▶ [Directive A] In the movie review below, do the following statements agree with the text? (i) Frank is a math teacher at a community college in Madison, Wisconsin. (ii) Elise receives a note that sends her on a train to Venice. (iii) Paul Bettany plays the fugitive Alexander Pearce. Answer yes or no for each, and quote the deciding words of the review.
═════ Passage provided ═════
Movie Review: “The Tourist”

The German director of the sublime, subtle and chilling surveillance thriller “The Lives of Others:” might not have been the best choice for tackling the dressy and daft spy romance, “The Tourist.”

But even if Florian Henckel von Donnersmarck lacked the light touch this Johnny Depp/Angelina Jolie thriller required, it’s not his fault it goes off the rails. He shows a deft hand with the movie’s babe, boats, bullets and billions formula. Then the script piles the preposterous on top of the absurd and the film’s thin charms dissipate, revealing the creaking movie star contraption underneath.

Jolie is Elise, “the Target,” a head-turning British bombshell on the lam in Paris, followed by Interpol, tracked by Scotland Yard. She reads a note that puts her on a train to Venice.

“Pick someone my height and build, and make them believe it is me,” the note reads.

That someone turns out to be Frank, a Madison, Wisconsin community college math teacher, played with as much frumpiness as Johnny Depp can muster. Elise sits opposite him and bowls Frank over.

“I’m a mysterious woman on a train,” she purrs. What could her story be?”

That cute meeting gives us clues. And the cops – Paul Bettany is the obsessed inspector tracking an elusive fugitive named Alexander Pearce – let us know that there’s a lot of stolen mob money attached to this fellow, and that he has changed his appearance.
═════ Data for this exercise ═════
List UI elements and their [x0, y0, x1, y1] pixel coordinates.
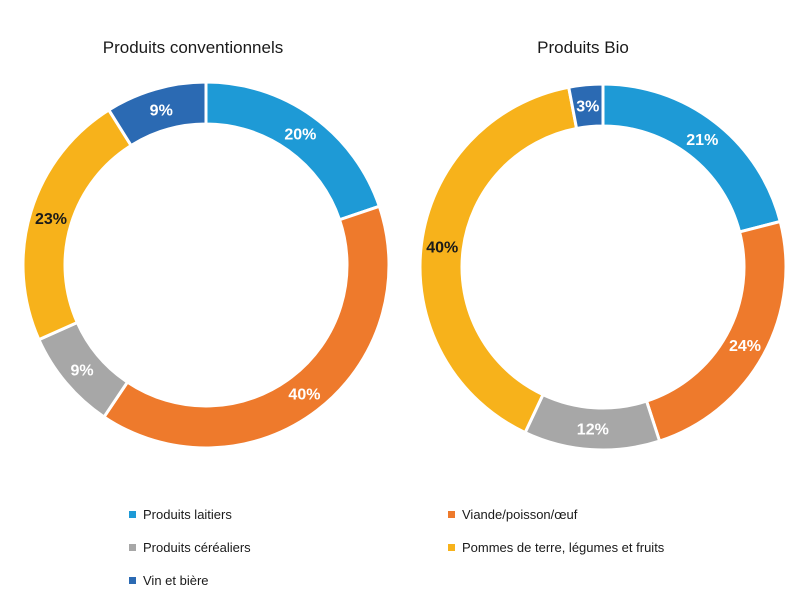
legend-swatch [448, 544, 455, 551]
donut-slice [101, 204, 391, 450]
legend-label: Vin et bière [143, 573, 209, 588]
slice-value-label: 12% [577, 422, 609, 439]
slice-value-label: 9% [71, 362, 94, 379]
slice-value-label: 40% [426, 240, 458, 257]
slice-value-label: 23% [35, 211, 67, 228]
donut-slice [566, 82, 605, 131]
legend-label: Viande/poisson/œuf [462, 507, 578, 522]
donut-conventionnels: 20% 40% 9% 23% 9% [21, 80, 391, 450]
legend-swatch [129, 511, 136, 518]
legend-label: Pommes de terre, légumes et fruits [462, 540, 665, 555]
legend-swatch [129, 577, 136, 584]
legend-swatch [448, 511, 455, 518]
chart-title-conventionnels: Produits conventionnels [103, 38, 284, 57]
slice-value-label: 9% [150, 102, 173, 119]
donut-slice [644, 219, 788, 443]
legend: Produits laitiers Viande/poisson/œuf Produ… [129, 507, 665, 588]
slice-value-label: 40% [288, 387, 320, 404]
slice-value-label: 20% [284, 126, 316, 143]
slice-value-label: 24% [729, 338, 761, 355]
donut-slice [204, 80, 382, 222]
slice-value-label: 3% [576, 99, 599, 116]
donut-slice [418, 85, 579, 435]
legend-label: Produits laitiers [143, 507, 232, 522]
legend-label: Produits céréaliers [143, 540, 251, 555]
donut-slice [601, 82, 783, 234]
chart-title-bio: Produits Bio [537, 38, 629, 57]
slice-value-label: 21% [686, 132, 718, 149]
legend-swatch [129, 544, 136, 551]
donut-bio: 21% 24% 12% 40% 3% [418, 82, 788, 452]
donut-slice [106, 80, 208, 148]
═════
═════ Data for this exercise ═════
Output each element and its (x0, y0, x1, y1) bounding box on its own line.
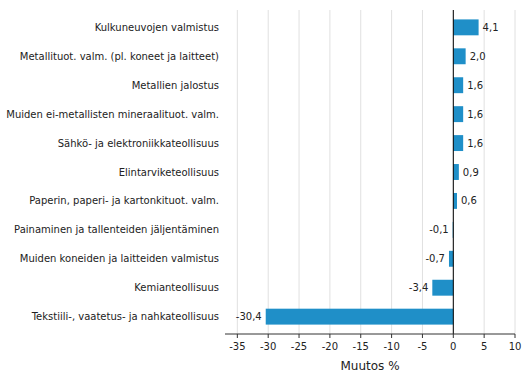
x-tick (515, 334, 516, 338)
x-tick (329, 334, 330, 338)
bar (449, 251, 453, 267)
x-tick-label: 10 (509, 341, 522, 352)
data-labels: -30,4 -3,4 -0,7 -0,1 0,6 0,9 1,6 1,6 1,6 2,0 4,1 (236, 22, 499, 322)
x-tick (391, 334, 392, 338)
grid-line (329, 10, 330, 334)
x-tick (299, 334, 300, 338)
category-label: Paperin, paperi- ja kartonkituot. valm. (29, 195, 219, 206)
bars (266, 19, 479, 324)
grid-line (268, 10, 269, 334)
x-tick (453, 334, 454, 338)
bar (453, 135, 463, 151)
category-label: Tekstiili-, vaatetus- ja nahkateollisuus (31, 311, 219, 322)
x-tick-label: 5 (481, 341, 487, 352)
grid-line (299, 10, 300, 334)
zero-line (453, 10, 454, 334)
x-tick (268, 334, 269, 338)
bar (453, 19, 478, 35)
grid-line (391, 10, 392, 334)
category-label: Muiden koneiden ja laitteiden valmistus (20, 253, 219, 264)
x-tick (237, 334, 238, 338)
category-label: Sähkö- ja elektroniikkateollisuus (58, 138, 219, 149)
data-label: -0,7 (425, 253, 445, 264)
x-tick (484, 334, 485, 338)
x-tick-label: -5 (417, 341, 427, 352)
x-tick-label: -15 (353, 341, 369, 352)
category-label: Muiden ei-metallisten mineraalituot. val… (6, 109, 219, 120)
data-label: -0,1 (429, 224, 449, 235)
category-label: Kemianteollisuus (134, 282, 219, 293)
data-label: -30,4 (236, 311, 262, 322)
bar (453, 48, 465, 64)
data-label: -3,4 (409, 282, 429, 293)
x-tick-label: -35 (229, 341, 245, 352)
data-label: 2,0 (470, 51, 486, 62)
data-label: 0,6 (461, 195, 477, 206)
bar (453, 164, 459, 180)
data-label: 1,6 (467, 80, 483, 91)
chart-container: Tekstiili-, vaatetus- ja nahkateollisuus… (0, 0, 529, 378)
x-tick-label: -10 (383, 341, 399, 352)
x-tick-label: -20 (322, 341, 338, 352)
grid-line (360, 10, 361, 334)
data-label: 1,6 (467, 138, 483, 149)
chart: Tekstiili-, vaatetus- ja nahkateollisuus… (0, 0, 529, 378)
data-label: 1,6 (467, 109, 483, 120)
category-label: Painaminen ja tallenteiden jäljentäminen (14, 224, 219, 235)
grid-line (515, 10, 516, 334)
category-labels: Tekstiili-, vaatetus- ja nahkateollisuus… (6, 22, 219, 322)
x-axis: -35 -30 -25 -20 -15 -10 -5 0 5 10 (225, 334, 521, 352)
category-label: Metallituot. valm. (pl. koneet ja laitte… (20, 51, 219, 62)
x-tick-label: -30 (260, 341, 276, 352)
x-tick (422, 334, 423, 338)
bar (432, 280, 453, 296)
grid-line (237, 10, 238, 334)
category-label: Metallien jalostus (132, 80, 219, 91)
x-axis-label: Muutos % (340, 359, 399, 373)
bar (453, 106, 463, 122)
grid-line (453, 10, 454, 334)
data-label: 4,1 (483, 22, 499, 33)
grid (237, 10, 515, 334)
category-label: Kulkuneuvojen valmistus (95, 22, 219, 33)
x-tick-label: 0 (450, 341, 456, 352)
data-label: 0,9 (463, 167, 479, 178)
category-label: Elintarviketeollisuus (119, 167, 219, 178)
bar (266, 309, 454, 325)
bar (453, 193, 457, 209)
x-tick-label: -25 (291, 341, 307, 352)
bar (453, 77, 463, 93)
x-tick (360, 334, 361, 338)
═════
▶ [Directive B] From the entries above, extract the part that opens with the line containing "List UI elements" and closes with the line containing "donut-slice [106, 80, 208, 148]", copying each line without change. Leave the picture out of your answer.

▶ [Complete answer A]
(i) Yes: "That someone turns out to be Frank, a Madison, Wisconsin community college math teacher"
(ii) Yes: "She reads a note that puts her on a train to Venice."
(iii) No: "Paul Bettany is the obsessed inspector tracking an elusive fugitive named Alexander Pearce"

▶ [Complete answer B]
List UI elements and their [x0, y0, x1, y1] pixel coordinates.
legend-swatch [448, 544, 455, 551]
donut-slice [101, 204, 391, 450]
legend-label: Vin et bière [143, 573, 209, 588]
slice-value-label: 12% [577, 422, 609, 439]
slice-value-label: 9% [71, 362, 94, 379]
slice-value-label: 40% [426, 240, 458, 257]
slice-value-label: 23% [35, 211, 67, 228]
donut-slice [566, 82, 605, 131]
legend-label: Viande/poisson/œuf [462, 507, 578, 522]
donut-conventionnels: 20% 40% 9% 23% 9% [21, 80, 391, 450]
legend-swatch [129, 511, 136, 518]
legend-label: Pommes de terre, légumes et fruits [462, 540, 665, 555]
legend-swatch [129, 577, 136, 584]
legend-swatch [448, 511, 455, 518]
chart-title-conventionnels: Produits conventionnels [103, 38, 284, 57]
slice-value-label: 9% [150, 102, 173, 119]
donut-slice [644, 219, 788, 443]
legend: Produits laitiers Viande/poisson/œuf Produ… [129, 507, 665, 588]
slice-value-label: 40% [288, 387, 320, 404]
slice-value-label: 20% [284, 126, 316, 143]
slice-value-label: 24% [729, 338, 761, 355]
donut-slice [204, 80, 382, 222]
slice-value-label: 3% [576, 99, 599, 116]
donut-slice [418, 85, 579, 435]
legend-label: Produits laitiers [143, 507, 232, 522]
legend-label: Produits céréaliers [143, 540, 251, 555]
donut-slice [601, 82, 783, 234]
chart-title-bio: Produits Bio [537, 38, 629, 57]
slice-value-label: 21% [686, 132, 718, 149]
legend-swatch [129, 544, 136, 551]
donut-bio: 21% 24% 12% 40% 3% [418, 82, 788, 452]
donut-slice [106, 80, 208, 148]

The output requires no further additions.